→ REQUIREMENT:
Would you return the complete listing below word for word?

→ RECORD LIST:
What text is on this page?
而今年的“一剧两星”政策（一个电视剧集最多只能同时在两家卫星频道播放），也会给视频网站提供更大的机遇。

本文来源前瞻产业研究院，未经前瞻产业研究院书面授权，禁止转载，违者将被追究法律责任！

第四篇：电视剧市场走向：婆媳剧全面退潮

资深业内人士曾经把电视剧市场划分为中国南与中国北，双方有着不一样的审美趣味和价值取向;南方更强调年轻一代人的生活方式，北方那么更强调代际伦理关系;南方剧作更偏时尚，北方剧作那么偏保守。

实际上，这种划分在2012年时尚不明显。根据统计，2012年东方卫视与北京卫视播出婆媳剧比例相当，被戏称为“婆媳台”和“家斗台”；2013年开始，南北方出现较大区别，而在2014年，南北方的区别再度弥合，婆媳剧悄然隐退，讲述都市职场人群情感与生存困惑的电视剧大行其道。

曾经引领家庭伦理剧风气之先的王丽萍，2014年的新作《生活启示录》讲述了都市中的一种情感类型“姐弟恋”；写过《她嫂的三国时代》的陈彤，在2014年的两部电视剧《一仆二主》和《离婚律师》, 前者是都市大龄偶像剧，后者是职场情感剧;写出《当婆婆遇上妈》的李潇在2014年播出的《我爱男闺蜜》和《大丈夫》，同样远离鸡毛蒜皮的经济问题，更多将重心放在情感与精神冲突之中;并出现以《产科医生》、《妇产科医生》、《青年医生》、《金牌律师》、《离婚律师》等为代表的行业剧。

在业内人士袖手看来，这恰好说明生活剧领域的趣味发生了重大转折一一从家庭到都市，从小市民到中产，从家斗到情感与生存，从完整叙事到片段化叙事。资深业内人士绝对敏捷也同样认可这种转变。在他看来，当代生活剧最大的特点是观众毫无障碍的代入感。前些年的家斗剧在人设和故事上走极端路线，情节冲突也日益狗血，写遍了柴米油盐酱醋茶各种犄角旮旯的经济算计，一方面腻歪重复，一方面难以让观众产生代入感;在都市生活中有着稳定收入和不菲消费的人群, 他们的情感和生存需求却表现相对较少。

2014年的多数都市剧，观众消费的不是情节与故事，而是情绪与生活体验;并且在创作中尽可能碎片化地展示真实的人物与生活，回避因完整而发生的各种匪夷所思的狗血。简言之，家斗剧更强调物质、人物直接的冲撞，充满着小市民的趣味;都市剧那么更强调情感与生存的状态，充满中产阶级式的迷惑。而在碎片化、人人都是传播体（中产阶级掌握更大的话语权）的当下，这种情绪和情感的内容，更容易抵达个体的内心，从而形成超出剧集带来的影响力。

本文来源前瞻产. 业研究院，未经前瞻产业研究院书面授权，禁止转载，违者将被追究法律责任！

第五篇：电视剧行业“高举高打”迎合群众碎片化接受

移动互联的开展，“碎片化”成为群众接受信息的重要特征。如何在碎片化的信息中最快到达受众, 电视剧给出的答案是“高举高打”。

→ EXERCISE SOLUTION:
What text is on this page?
而今年的“一剧两星”政策（一个电视剧集最多只能同时在两家卫星频道播放），也会给视频网站提供更大的机遇。

本文来源前瞻产业研究院，未经前瞻产业研究院书面授权，禁止转载，违者将被追究法律责任！

第四篇：电视剧市场走向：婆媳剧全面退潮

资深业内人士曾经把电视剧市场划分为中国南与中国北，双方有着不一样的审美趣味和价值取向;南方更强调年轻一代人的生活方式，北方那么更强调代际伦理关系;南方剧作更偏时尚，北方剧作那么偏保守。

实际上，这种划分在2012年时尚不明显。根据统计，2012年东方卫视与北京卫视播出婆媳剧比例相当，被戏称为“婆媳台”和“家斗台”；2013年开始，南北方出现较大区别，而在2014年，南北方的区别再度弥合，婆媳剧悄然隐退，讲述都市职场人群情感与生存困惑的电视剧大行其道。

曾经引领家庭伦理剧风气之先的王丽萍，2014年的新作《生活启示录》讲述了都市中的一种情感类型“姐弟恋”；写过《她嫂的三国时代》的陈彤，在2014年的两部电视剧《一仆二主》和《离婚律师》, 前者是都市大龄偶像剧，后者是职场情感剧;写出《当婆婆遇上妈》的李潇在2014年播出的《我爱男闺蜜》和《大丈夫》，同样远离鸡毛蒜皮的经济问题，更多将重心放在情感与精神冲突之中;并出现以《产科医生》、《妇产科医生》、《青年医生》、《金牌律师》、《离婚律师》等为代表的行业剧。

在业内人士袖手看来，这恰好说明生活剧领域的趣味发生了重大转折一一从家庭到都市，从小市民到中产，从家斗到情感与生存，从完整叙事到片段化叙事。资深业内人士绝对敏捷也同样认可这种转变。在他看来，当代生活剧最大的特点是观众毫无障碍的代入感。前些年的家斗剧在人设和故事上走极端路线，情节冲突也日益狗血，写遍了柴米油盐酱醋茶各种犄角旮旯的经济算计，一方面腻歪重复，一方面难以让观众产生代入感;在都市生活中有着稳定收入和不菲消费的人群, 他们的情感和生存需求却表现相对较少。

2014年的多数都市剧，观众消费的不是情节与故事，而是情绪与生活体验;并且在创作中尽可能碎片化地展示真实的人物与生活，回避因完整而发生的各种匪夷所思的狗血。简言之，家斗剧更强调物质、人物直接的冲撞，充满着小市民的趣味;都市剧那么更强调情感与生存的状态，充满中产阶级式的迷惑。而在碎片化、人人都是传播体（中产阶级掌握更大的话语权）的当下，这种情绪和情感的内容，更容易抵达个体的内心，从而形成超出剧集带来的影响力。

本文来源前瞻产. 业研究院，未经前瞻产业研究院书面授权，禁止转载，违者将被追究法律责任！

第五篇：电视剧行业“高举高打”迎合群众碎片化接受

移动互联的开展，“碎片化”成为群众接受信息的重要特征。如何在碎片化的信息中最快到达受众, 电视剧给出的答案是“高举高打”。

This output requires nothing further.